Work to complete ▸ What follows is a listing. Return every line of it exactly.

Data entries ▸

########################################

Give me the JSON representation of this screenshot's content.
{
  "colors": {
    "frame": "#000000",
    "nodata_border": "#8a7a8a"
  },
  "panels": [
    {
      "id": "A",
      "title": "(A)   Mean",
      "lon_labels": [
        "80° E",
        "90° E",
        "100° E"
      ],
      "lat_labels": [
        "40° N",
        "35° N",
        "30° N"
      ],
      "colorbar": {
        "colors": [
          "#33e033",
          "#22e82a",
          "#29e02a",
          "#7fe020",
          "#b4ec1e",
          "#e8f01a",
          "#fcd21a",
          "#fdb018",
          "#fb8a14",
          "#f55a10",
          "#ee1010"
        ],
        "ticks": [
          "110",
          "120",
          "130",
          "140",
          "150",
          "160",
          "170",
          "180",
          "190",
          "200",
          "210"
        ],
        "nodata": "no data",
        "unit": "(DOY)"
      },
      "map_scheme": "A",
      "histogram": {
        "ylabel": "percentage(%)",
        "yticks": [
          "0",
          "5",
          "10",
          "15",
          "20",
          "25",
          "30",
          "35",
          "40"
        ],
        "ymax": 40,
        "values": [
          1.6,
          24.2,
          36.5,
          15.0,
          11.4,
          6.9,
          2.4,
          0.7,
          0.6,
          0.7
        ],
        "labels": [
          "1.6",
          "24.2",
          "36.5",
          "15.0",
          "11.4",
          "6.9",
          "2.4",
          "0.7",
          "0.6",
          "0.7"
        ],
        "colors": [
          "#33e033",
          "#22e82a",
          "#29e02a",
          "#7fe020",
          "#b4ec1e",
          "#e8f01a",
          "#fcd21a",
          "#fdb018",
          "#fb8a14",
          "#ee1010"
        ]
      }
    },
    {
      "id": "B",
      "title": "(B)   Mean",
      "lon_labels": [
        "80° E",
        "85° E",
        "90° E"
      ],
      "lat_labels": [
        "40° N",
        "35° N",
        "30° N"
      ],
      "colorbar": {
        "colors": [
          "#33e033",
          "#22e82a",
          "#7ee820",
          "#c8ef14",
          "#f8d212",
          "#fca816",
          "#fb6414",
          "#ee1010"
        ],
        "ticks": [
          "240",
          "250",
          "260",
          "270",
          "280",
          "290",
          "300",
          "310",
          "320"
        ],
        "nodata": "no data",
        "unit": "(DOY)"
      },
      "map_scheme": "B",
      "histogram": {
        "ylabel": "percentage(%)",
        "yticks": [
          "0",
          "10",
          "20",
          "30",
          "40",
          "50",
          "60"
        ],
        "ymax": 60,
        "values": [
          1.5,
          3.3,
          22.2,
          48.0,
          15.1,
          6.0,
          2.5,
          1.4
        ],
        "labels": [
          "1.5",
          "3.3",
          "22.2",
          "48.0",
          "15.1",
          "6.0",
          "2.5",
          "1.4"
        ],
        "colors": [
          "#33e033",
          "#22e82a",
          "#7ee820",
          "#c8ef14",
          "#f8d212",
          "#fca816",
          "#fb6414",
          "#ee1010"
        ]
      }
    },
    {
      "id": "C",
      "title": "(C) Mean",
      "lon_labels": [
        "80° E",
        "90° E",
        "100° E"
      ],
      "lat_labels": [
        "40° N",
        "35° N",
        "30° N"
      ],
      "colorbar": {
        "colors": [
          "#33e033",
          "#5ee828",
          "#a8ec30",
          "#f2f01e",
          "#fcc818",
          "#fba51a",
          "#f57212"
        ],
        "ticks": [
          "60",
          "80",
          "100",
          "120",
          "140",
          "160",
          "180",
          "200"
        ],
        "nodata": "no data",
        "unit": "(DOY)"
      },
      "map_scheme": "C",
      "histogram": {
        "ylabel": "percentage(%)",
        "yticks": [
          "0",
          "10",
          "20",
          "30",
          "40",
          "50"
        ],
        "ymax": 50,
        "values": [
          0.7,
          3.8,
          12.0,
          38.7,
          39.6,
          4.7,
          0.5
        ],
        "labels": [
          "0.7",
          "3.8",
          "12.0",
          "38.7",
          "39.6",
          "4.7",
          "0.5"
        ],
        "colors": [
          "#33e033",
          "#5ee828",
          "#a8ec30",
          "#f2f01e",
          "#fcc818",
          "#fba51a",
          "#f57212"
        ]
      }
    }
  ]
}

########################################

Task output ▸
Give me the JSON representation of this screenshot's content.
{
  "colors": {
    "frame": "#000000",
    "nodata_border": "#8a7a8a"
  },
  "panels": [
    {
      "id": "A",
      "title": "(A)   Mean",
      "lon_labels": [
        "80° E",
        "90° E",
        "100° E"
      ],
      "lat_labels": [
        "40° N",
        "35° N",
        "30° N"
      ],
      "colorbar": {
        "colors": [
          "#33e033",
          "#22e82a",
          "#29e02a",
          "#7fe020",
          "#b4ec1e",
          "#e8f01a",
          "#fcd21a",
          "#fdb018",
          "#fb8a14",
          "#f55a10",
          "#ee1010"
        ],
        "ticks": [
          "110",
          "120",
          "130",
          "140",
          "150",
          "160",
          "170",
          "180",
          "190",
          "200",
          "210"
        ],
        "nodata": "no data",
        "unit": "(DOY)"
      },
      "map_scheme": "A",
      "histogram": {
        "ylabel": "percentage(%)",
        "yticks": [
          "0",
          "5",
          "10",
          "15",
          "20",
          "25",
          "30",
          "35",
          "40"
        ],
        "ymax": 40,
        "values": [
          1.6,
          24.2,
          36.5,
          15.0,
          11.4,
          6.9,
          2.4,
          0.7,
          0.6,
          0.7
        ],
        "labels": [
          "1.6",
          "24.2",
          "36.5",
          "15.0",
          "11.4",
          "6.9",
          "2.4",
          "0.7",
          "0.6",
          "0.7"
        ],
        "colors": [
          "#33e033",
          "#22e82a",
          "#29e02a",
          "#7fe020",
          "#b4ec1e",
          "#e8f01a",
          "#fcd21a",
          "#fdb018",
          "#fb8a14",
          "#ee1010"
        ]
      }
    },
    {
      "id": "B",
      "title": "(B)   Mean",
      "lon_labels": [
        "80° E",
        "85° E",
        "90° E"
      ],
      "lat_labels": [
        "40° N",
        "35° N",
        "30° N"
      ],
      "colorbar": {
        "colors": [
          "#33e033",
          "#22e82a",
          "#7ee820",
          "#c8ef14",
          "#f8d212",
          "#fca816",
          "#fb6414",
          "#ee1010"
        ],
        "ticks": [
          "240",
          "250",
          "260",
          "270",
          "280",
          "290",
          "300",
          "310",
          "320"
        ],
        "nodata": "no data",
        "unit": "(DOY)"
      },
      "map_scheme": "B",
      "histogram": {
        "ylabel": "percentage(%)",
        "yticks": [
          "0",
          "10",
          "20",
          "30",
          "40",
          "50",
          "60"
        ],
        "ymax": 60,
        "values": [
          1.5,
          3.3,
          22.2,
          48.0,
          15.1,
          6.0,
          2.5,
          1.4
        ],
        "labels": [
          "1.5",
          "3.3",
          "22.2",
          "48.0",
          "15.1",
          "6.0",
          "2.5",
          "1.4"
        ],
        "colors": [
          "#33e033",
          "#22e82a",
          "#7ee820",
          "#c8ef14",
          "#f8d212",
          "#fca816",
          "#fb6414",
          "#ee1010"
        ]
      }
    },
    {
      "id": "C",
      "title": "(C) Mean",
      "lon_labels": [
        "80° E",
        "90° E",
        "100° E"
      ],
      "lat_labels": [
        "40° N",
        "35° N",
        "30° N"
      ],
      "colorbar": {
        "colors": [
          "#33e033",
          "#5ee828",
          "#a8ec30",
          "#f2f01e",
          "#fcc818",
          "#fba51a",
          "#f57212"
        ],
        "ticks": [
          "60",
          "80",
          "100",
          "120",
          "140",
          "160",
          "180",
          "200"
        ],
        "nodata": "no data",
        "unit": "(DOY)"
      },
      "map_scheme": "C",
      "histogram": {
        "ylabel": "percentage(%)",
        "yticks": [
          "0",
          "10",
          "20",
          "30",
          "40",
          "50"
        ],
        "ymax": 50,
        "values": [
          0.7,
          3.8,
          12.0,
          38.7,
          39.6,
          4.7,
          0.5
        ],
        "labels": [
          "0.7",
          "3.8",
          "12.0",
          "38.7",
          "39.6",
          "4.7",
          "0.5"
        ],
        "colors": [
          "#33e033",
          "#5ee828",
          "#a8ec30",
          "#f2f01e",
          "#fcc818",
          "#fba51a",
          "#f57212"
        ]
      }
    }
  ]
}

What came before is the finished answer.